● **CHALLENGE**: Omit the pictures and output every entry below exactly as written.

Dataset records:

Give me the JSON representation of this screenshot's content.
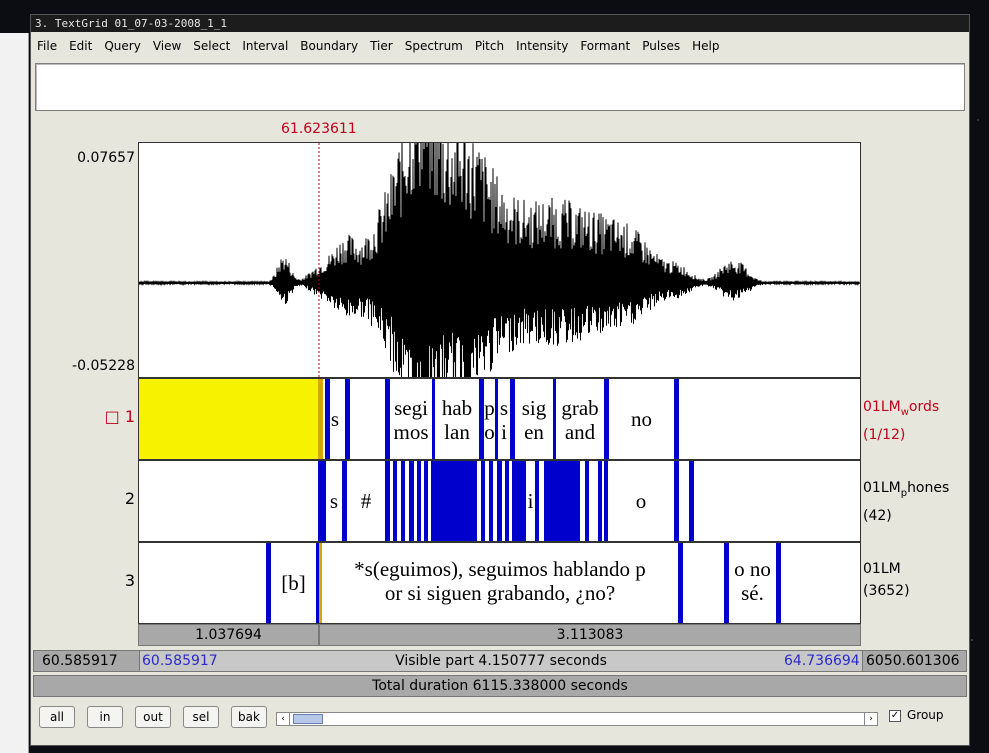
{
  "window": {
    "title": "3. TextGrid 01_07-03-2008_1_1"
  },
  "menu": [
    "File",
    "Edit",
    "Query",
    "View",
    "Select",
    "Interval",
    "Boundary",
    "Tier",
    "Spectrum",
    "Pitch",
    "Intensity",
    "Formant",
    "Pulses",
    "Help"
  ],
  "text_field_value": "",
  "cursor_time": "61.623611",
  "waveform": {
    "y_max": "0.07657",
    "y_min": "-0.05228"
  },
  "tiers": [
    {
      "number": "1",
      "selected_marker": "□",
      "name": "01LMwords",
      "name_main": "01LM",
      "name_sub": "w",
      "name_rest": "ords",
      "count": "(1/12)",
      "labels": [
        "s",
        "segi\nmos",
        "hab\nlan",
        "p\no",
        "s\ni",
        "sig\nen",
        "grab\nand",
        "no"
      ]
    },
    {
      "number": "2",
      "name": "01LMphones",
      "name_main": "01LM",
      "name_sub": "p",
      "name_rest": "hones",
      "count": "(42)",
      "labels": [
        "s",
        "#",
        "i",
        "o"
      ]
    },
    {
      "number": "3",
      "name": "01LM",
      "count": "(3652)",
      "labels": [
        "[b]",
        "*s(eguimos), seguimos hablando p\nor si siguen grabando, ¿no?",
        "o no\nsé."
      ]
    }
  ],
  "durations": {
    "left": "1.037694",
    "right": "3.113083"
  },
  "visible": {
    "start_outer": "60.585917",
    "start": "60.585917",
    "label": "Visible part 4.150777 seconds",
    "end": "64.736694",
    "end_outer": "6050.601306"
  },
  "total": "Total duration 6115.338000 seconds",
  "buttons": {
    "all": "all",
    "in": "in",
    "out": "out",
    "sel": "sel",
    "bak": "bak"
  },
  "group": {
    "label": "Group",
    "checked": true
  },
  "colors": {
    "selection": "#f7f300",
    "boundary": "#0000cc",
    "cursor": "#c0001a"
  }
}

● **COMPLETED TASK**:
Give me the JSON representation of this screenshot's content.
{
  "window": {
    "title": "3. TextGrid 01_07-03-2008_1_1"
  },
  "menu": [
    "File",
    "Edit",
    "Query",
    "View",
    "Select",
    "Interval",
    "Boundary",
    "Tier",
    "Spectrum",
    "Pitch",
    "Intensity",
    "Formant",
    "Pulses",
    "Help"
  ],
  "text_field_value": "",
  "cursor_time": "61.623611",
  "waveform": {
    "y_max": "0.07657",
    "y_min": "-0.05228"
  },
  "tiers": [
    {
      "number": "1",
      "selected_marker": "□",
      "name": "01LMwords",
      "name_main": "01LM",
      "name_sub": "w",
      "name_rest": "ords",
      "count": "(1/12)",
      "labels": [
        "s",
        "segi\nmos",
        "hab\nlan",
        "p\no",
        "s\ni",
        "sig\nen",
        "grab\nand",
        "no"
      ]
    },
    {
      "number": "2",
      "name": "01LMphones",
      "name_main": "01LM",
      "name_sub": "p",
      "name_rest": "hones",
      "count": "(42)",
      "labels": [
        "s",
        "#",
        "i",
        "o"
      ]
    },
    {
      "number": "3",
      "name": "01LM",
      "count": "(3652)",
      "labels": [
        "[b]",
        "*s(eguimos), seguimos hablando p\nor si siguen grabando, ¿no?",
        "o no\nsé."
      ]
    }
  ],
  "durations": {
    "left": "1.037694",
    "right": "3.113083"
  },
  "visible": {
    "start_outer": "60.585917",
    "start": "60.585917",
    "label": "Visible part 4.150777 seconds",
    "end": "64.736694",
    "end_outer": "6050.601306"
  },
  "total": "Total duration 6115.338000 seconds",
  "buttons": {
    "all": "all",
    "in": "in",
    "out": "out",
    "sel": "sel",
    "bak": "bak"
  },
  "group": {
    "label": "Group",
    "checked": true
  },
  "colors": {
    "selection": "#f7f300",
    "boundary": "#0000cc",
    "cursor": "#c0001a"
  }
}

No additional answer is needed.